§ REQUIREMENT: Pick out each line below containing "heading".

§ RECORDS FOR PROCESSING:
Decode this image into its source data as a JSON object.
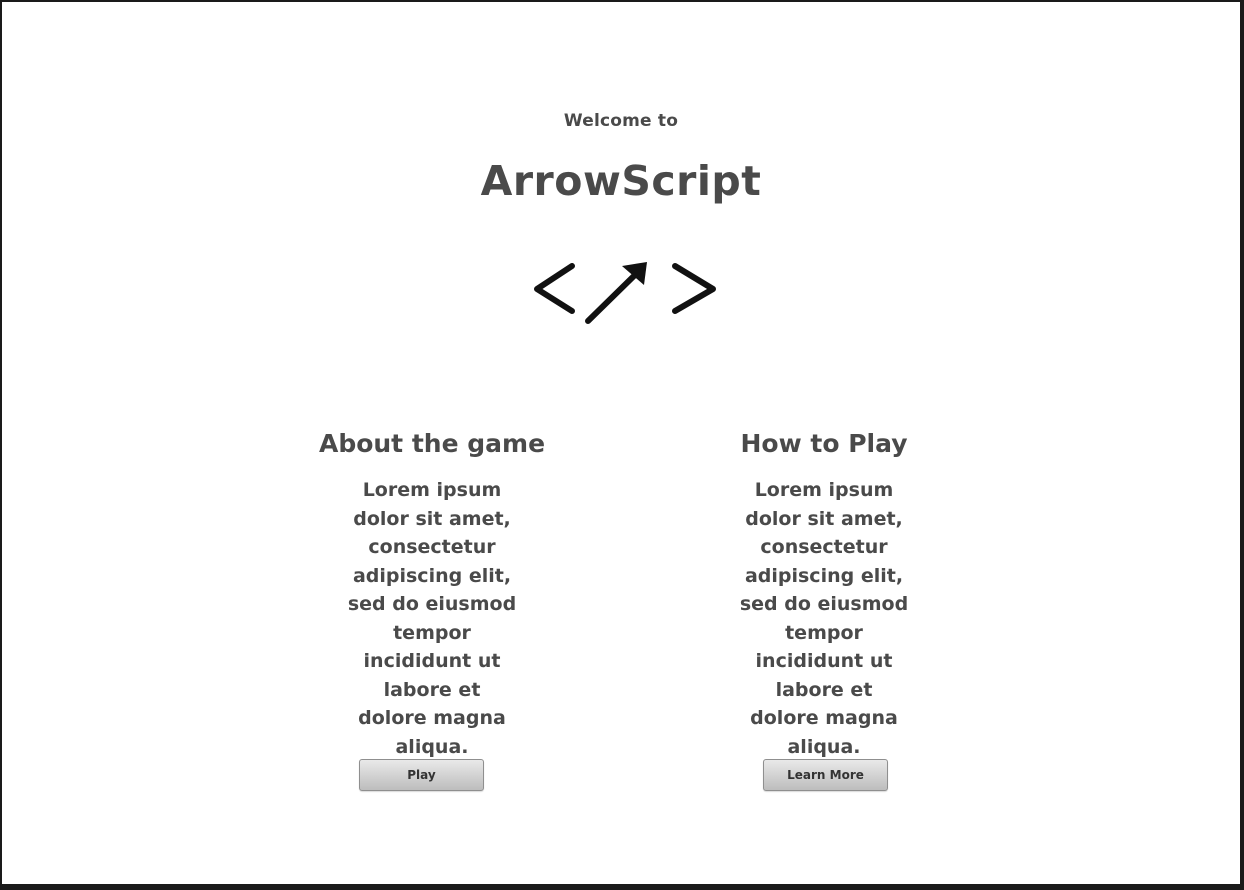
{
  "header": {
    "welcome_text": "Welcome to",
    "app_title": "ArrowScript",
    "logo_icon": "code-arrow-logo-icon"
  },
  "about": {
    "heading": "About the game",
    "body": "Lorem ipsum dolor sit amet, consectetur adipiscing elit, sed do eiusmod tempor incididunt ut labore et dolore magna aliqua.",
    "button_label": "Play"
  },
  "how_to_play": {
    "heading": "How to Play",
    "body": "Lorem ipsum dolor sit amet, consectetur adipiscing elit, sed do eiusmod tempor incididunt ut labore et dolore magna aliqua.",
    "button_label": "Learn More"
  },
  "colors": {
    "text": "#4a4a4a",
    "background": "#ffffff",
    "frame": "#1a1a1a",
    "button_top": "#e9e9e9",
    "button_bottom": "#bdbdbd"
  }
}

§ WORKED SOLUTION:
    "heading": "About the game",
    "heading": "How to Play",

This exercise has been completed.